Given task: Write out the data again in full, exactly as it reads.

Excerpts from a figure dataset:
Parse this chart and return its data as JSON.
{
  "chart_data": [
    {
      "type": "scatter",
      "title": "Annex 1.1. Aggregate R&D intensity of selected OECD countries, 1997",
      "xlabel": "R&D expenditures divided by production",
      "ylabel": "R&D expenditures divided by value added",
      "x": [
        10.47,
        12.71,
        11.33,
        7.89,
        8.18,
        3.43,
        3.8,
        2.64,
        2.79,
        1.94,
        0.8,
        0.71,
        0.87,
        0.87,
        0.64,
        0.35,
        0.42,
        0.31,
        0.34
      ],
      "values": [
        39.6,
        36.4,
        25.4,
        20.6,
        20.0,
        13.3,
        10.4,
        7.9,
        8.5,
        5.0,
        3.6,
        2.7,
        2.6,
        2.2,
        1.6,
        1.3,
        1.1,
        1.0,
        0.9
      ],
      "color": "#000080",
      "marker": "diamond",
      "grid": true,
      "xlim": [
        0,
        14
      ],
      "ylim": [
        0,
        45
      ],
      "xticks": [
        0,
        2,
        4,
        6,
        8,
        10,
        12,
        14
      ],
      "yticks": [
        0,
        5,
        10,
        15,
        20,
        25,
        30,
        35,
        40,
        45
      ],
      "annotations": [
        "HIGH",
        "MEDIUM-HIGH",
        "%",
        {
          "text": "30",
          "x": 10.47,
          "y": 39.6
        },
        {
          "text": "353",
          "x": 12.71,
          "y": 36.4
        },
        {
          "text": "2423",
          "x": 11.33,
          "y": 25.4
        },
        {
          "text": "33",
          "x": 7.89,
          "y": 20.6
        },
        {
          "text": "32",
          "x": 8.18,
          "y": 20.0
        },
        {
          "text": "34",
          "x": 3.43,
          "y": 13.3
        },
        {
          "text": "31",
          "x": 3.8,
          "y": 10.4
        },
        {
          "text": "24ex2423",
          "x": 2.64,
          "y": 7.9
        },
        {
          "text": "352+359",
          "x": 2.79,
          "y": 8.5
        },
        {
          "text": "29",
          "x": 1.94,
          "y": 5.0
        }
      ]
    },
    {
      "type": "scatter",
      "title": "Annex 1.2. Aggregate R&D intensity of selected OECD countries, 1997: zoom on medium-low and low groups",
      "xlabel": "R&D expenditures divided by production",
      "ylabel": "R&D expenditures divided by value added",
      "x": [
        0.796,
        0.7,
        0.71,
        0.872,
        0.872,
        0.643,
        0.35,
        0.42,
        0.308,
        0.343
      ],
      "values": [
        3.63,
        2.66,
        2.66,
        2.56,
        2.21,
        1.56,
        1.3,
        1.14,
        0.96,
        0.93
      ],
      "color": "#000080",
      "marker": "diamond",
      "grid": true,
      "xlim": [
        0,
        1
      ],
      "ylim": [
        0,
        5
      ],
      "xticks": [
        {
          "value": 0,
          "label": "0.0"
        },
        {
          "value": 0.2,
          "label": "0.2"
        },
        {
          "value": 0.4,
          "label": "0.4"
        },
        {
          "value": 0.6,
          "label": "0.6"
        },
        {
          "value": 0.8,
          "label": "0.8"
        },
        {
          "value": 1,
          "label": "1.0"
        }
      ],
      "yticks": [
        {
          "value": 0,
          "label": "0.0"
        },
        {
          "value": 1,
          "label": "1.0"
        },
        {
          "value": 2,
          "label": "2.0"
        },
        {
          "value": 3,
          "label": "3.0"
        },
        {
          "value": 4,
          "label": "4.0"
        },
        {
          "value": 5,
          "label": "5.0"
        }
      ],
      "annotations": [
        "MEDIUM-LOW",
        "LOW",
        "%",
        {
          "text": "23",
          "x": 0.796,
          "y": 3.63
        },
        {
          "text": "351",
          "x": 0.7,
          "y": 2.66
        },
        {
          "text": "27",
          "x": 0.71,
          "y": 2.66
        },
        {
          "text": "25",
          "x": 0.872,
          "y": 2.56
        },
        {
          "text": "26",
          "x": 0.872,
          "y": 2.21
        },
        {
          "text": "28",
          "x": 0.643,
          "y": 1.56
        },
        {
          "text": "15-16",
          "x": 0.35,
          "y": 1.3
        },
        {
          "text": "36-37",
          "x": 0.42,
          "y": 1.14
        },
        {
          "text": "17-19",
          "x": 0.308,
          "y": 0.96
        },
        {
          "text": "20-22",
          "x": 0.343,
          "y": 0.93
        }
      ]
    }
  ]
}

The response:
Parse this chart and return its data as JSON.
{
  "chart_data": [
    {
      "type": "scatter",
      "title": "Annex 1.1. Aggregate R&D intensity of selected OECD countries, 1997",
      "xlabel": "R&D expenditures divided by production",
      "ylabel": "R&D expenditures divided by value added",
      "x": [
        10.47,
        12.71,
        11.33,
        7.89,
        8.18,
        3.43,
        3.8,
        2.64,
        2.79,
        1.94,
        0.8,
        0.71,
        0.87,
        0.87,
        0.64,
        0.35,
        0.42,
        0.31,
        0.34
      ],
      "values": [
        39.6,
        36.4,
        25.4,
        20.6,
        20.0,
        13.3,
        10.4,
        7.9,
        8.5,
        5.0,
        3.6,
        2.7,
        2.6,
        2.2,
        1.6,
        1.3,
        1.1,
        1.0,
        0.9
      ],
      "color": "#000080",
      "marker": "diamond",
      "grid": true,
      "xlim": [
        0,
        14
      ],
      "ylim": [
        0,
        45
      ],
      "xticks": [
        0,
        2,
        4,
        6,
        8,
        10,
        12,
        14
      ],
      "yticks": [
        0,
        5,
        10,
        15,
        20,
        25,
        30,
        35,
        40,
        45
      ],
      "annotations": [
        "HIGH",
        "MEDIUM-HIGH",
        "%",
        {
          "text": "30",
          "x": 10.47,
          "y": 39.6
        },
        {
          "text": "353",
          "x": 12.71,
          "y": 36.4
        },
        {
          "text": "2423",
          "x": 11.33,
          "y": 25.4
        },
        {
          "text": "33",
          "x": 7.89,
          "y": 20.6
        },
        {
          "text": "32",
          "x": 8.18,
          "y": 20.0
        },
        {
          "text": "34",
          "x": 3.43,
          "y": 13.3
        },
        {
          "text": "31",
          "x": 3.8,
          "y": 10.4
        },
        {
          "text": "24ex2423",
          "x": 2.64,
          "y": 7.9
        },
        {
          "text": "352+359",
          "x": 2.79,
          "y": 8.5
        },
        {
          "text": "29",
          "x": 1.94,
          "y": 5.0
        }
      ]
    },
    {
      "type": "scatter",
      "title": "Annex 1.2. Aggregate R&D intensity of selected OECD countries, 1997: zoom on medium-low and low groups",
      "xlabel": "R&D expenditures divided by production",
      "ylabel": "R&D expenditures divided by value added",
      "x": [
        0.796,
        0.7,
        0.71,
        0.872,
        0.872,
        0.643,
        0.35,
        0.42,
        0.308,
        0.343
      ],
      "values": [
        3.63,
        2.66,
        2.66,
        2.56,
        2.21,
        1.56,
        1.3,
        1.14,
        0.96,
        0.93
      ],
      "color": "#000080",
      "marker": "diamond",
      "grid": true,
      "xlim": [
        0,
        1
      ],
      "ylim": [
        0,
        5
      ],
      "xticks": [
        {
          "value": 0,
          "label": "0.0"
        },
        {
          "value": 0.2,
          "label": "0.2"
        },
        {
          "value": 0.4,
          "label": "0.4"
        },
        {
          "value": 0.6,
          "label": "0.6"
        },
        {
          "value": 0.8,
          "label": "0.8"
        },
        {
          "value": 1,
          "label": "1.0"
        }
      ],
      "yticks": [
        {
          "value": 0,
          "label": "0.0"
        },
        {
          "value": 1,
          "label": "1.0"
        },
        {
          "value": 2,
          "label": "2.0"
        },
        {
          "value": 3,
          "label": "3.0"
        },
        {
          "value": 4,
          "label": "4.0"
        },
        {
          "value": 5,
          "label": "5.0"
        }
      ],
      "annotations": [
        "MEDIUM-LOW",
        "LOW",
        "%",
        {
          "text": "23",
          "x": 0.796,
          "y": 3.63
        },
        {
          "text": "351",
          "x": 0.7,
          "y": 2.66
        },
        {
          "text": "27",
          "x": 0.71,
          "y": 2.66
        },
        {
          "text": "25",
          "x": 0.872,
          "y": 2.56
        },
        {
          "text": "26",
          "x": 0.872,
          "y": 2.21
        },
        {
          "text": "28",
          "x": 0.643,
          "y": 1.56
        },
        {
          "text": "15-16",
          "x": 0.35,
          "y": 1.3
        },
        {
          "text": "36-37",
          "x": 0.42,
          "y": 1.14
        },
        {
          "text": "17-19",
          "x": 0.308,
          "y": 0.96
        },
        {
          "text": "20-22",
          "x": 0.343,
          "y": 0.93
        }
      ]
    }
  ]
}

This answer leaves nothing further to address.